_What is being asked_
Return all of the data exactly, with nothing left out but the pictures.

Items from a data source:
■ ■ ■ ■

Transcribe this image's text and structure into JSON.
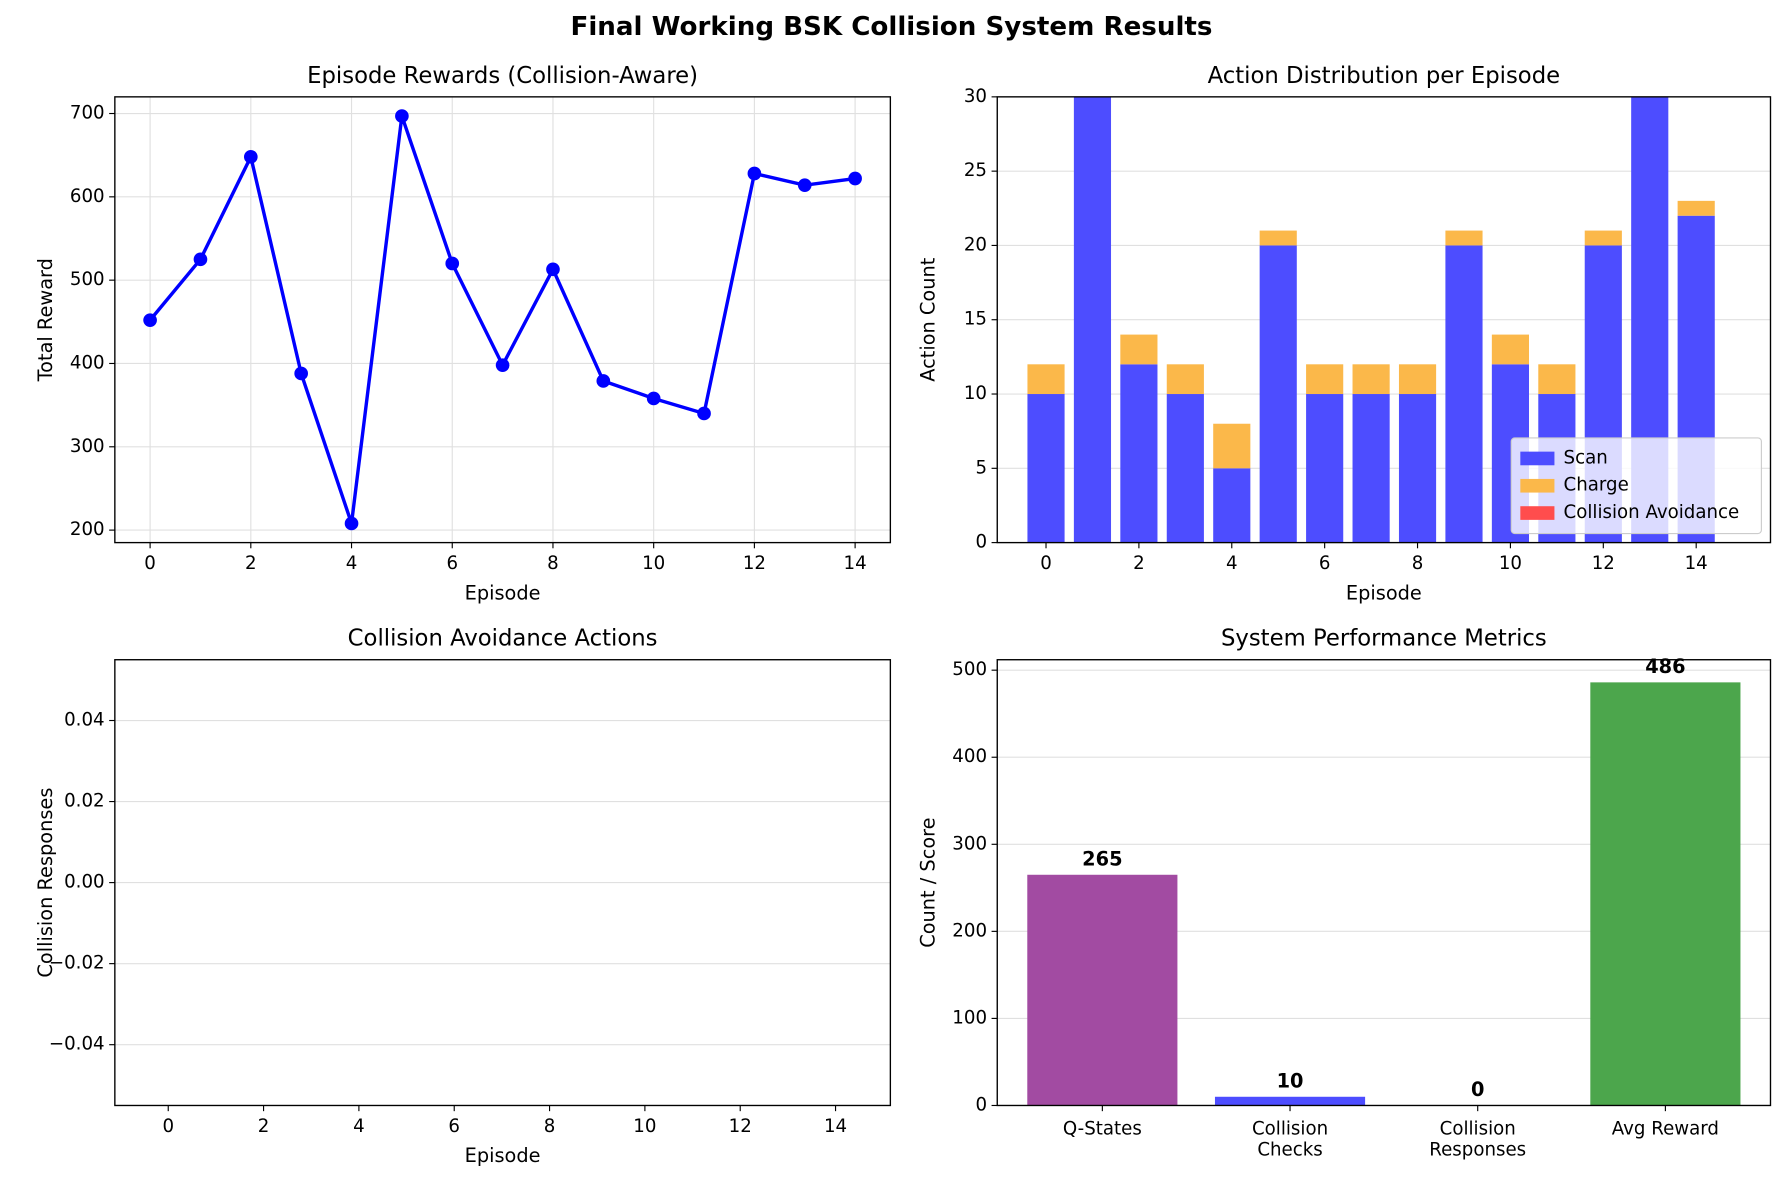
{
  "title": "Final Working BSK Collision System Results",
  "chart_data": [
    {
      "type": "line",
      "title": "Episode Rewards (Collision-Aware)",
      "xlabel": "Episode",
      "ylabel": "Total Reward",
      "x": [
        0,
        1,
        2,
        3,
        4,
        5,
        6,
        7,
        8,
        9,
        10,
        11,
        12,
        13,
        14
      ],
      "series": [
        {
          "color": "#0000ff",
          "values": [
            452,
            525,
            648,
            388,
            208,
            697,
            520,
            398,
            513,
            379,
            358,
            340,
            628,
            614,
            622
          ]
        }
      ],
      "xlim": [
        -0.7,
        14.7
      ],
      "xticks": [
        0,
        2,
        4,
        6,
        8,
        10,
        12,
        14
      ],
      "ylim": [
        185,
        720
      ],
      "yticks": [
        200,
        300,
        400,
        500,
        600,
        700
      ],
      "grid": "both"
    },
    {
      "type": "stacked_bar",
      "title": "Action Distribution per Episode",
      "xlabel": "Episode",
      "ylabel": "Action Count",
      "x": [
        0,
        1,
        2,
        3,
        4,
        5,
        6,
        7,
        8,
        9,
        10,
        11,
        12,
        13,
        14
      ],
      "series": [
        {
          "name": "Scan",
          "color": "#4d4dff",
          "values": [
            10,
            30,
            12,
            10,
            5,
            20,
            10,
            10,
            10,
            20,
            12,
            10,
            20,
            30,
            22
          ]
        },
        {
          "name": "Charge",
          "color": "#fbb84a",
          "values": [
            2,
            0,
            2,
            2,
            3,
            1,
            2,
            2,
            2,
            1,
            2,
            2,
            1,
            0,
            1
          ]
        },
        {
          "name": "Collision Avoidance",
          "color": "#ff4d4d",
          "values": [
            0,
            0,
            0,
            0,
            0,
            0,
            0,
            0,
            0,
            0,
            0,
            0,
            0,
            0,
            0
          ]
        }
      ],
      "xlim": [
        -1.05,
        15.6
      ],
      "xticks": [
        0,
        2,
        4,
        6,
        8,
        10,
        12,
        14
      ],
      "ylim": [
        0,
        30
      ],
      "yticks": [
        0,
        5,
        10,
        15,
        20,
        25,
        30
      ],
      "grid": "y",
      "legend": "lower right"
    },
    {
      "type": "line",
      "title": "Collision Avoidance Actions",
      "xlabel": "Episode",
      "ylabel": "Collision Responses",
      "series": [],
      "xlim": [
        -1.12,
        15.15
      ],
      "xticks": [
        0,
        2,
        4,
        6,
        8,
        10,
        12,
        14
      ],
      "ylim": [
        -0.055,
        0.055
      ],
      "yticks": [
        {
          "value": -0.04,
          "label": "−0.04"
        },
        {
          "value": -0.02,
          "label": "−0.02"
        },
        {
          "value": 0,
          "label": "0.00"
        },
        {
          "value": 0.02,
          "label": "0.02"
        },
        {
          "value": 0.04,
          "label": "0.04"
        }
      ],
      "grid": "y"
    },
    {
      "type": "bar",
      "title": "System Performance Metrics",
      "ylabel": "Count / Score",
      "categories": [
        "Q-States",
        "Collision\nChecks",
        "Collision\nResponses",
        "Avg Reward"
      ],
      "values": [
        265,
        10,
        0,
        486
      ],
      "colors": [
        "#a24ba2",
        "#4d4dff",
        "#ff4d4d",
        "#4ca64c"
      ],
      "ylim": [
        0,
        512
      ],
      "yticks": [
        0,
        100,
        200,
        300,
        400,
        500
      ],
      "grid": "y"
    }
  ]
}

■ ■ ■ ■

_Solved problem_
Transcribe this image's text and structure into JSON.
{
  "title": "Final Working BSK Collision System Results",
  "chart_data": [
    {
      "type": "line",
      "title": "Episode Rewards (Collision-Aware)",
      "xlabel": "Episode",
      "ylabel": "Total Reward",
      "x": [
        0,
        1,
        2,
        3,
        4,
        5,
        6,
        7,
        8,
        9,
        10,
        11,
        12,
        13,
        14
      ],
      "series": [
        {
          "color": "#0000ff",
          "values": [
            452,
            525,
            648,
            388,
            208,
            697,
            520,
            398,
            513,
            379,
            358,
            340,
            628,
            614,
            622
          ]
        }
      ],
      "xlim": [
        -0.7,
        14.7
      ],
      "xticks": [
        0,
        2,
        4,
        6,
        8,
        10,
        12,
        14
      ],
      "ylim": [
        185,
        720
      ],
      "yticks": [
        200,
        300,
        400,
        500,
        600,
        700
      ],
      "grid": "both"
    },
    {
      "type": "stacked_bar",
      "title": "Action Distribution per Episode",
      "xlabel": "Episode",
      "ylabel": "Action Count",
      "x": [
        0,
        1,
        2,
        3,
        4,
        5,
        6,
        7,
        8,
        9,
        10,
        11,
        12,
        13,
        14
      ],
      "series": [
        {
          "name": "Scan",
          "color": "#4d4dff",
          "values": [
            10,
            30,
            12,
            10,
            5,
            20,
            10,
            10,
            10,
            20,
            12,
            10,
            20,
            30,
            22
          ]
        },
        {
          "name": "Charge",
          "color": "#fbb84a",
          "values": [
            2,
            0,
            2,
            2,
            3,
            1,
            2,
            2,
            2,
            1,
            2,
            2,
            1,
            0,
            1
          ]
        },
        {
          "name": "Collision Avoidance",
          "color": "#ff4d4d",
          "values": [
            0,
            0,
            0,
            0,
            0,
            0,
            0,
            0,
            0,
            0,
            0,
            0,
            0,
            0,
            0
          ]
        }
      ],
      "xlim": [
        -1.05,
        15.6
      ],
      "xticks": [
        0,
        2,
        4,
        6,
        8,
        10,
        12,
        14
      ],
      "ylim": [
        0,
        30
      ],
      "yticks": [
        0,
        5,
        10,
        15,
        20,
        25,
        30
      ],
      "grid": "y",
      "legend": "lower right"
    },
    {
      "type": "line",
      "title": "Collision Avoidance Actions",
      "xlabel": "Episode",
      "ylabel": "Collision Responses",
      "series": [],
      "xlim": [
        -1.12,
        15.15
      ],
      "xticks": [
        0,
        2,
        4,
        6,
        8,
        10,
        12,
        14
      ],
      "ylim": [
        -0.055,
        0.055
      ],
      "yticks": [
        {
          "value": -0.04,
          "label": "−0.04"
        },
        {
          "value": -0.02,
          "label": "−0.02"
        },
        {
          "value": 0,
          "label": "0.00"
        },
        {
          "value": 0.02,
          "label": "0.02"
        },
        {
          "value": 0.04,
          "label": "0.04"
        }
      ],
      "grid": "y"
    },
    {
      "type": "bar",
      "title": "System Performance Metrics",
      "ylabel": "Count / Score",
      "categories": [
        "Q-States",
        "Collision\nChecks",
        "Collision\nResponses",
        "Avg Reward"
      ],
      "values": [
        265,
        10,
        0,
        486
      ],
      "colors": [
        "#a24ba2",
        "#4d4dff",
        "#ff4d4d",
        "#4ca64c"
      ],
      "ylim": [
        0,
        512
      ],
      "yticks": [
        0,
        100,
        200,
        300,
        400,
        500
      ],
      "grid": "y"
    }
  ]
}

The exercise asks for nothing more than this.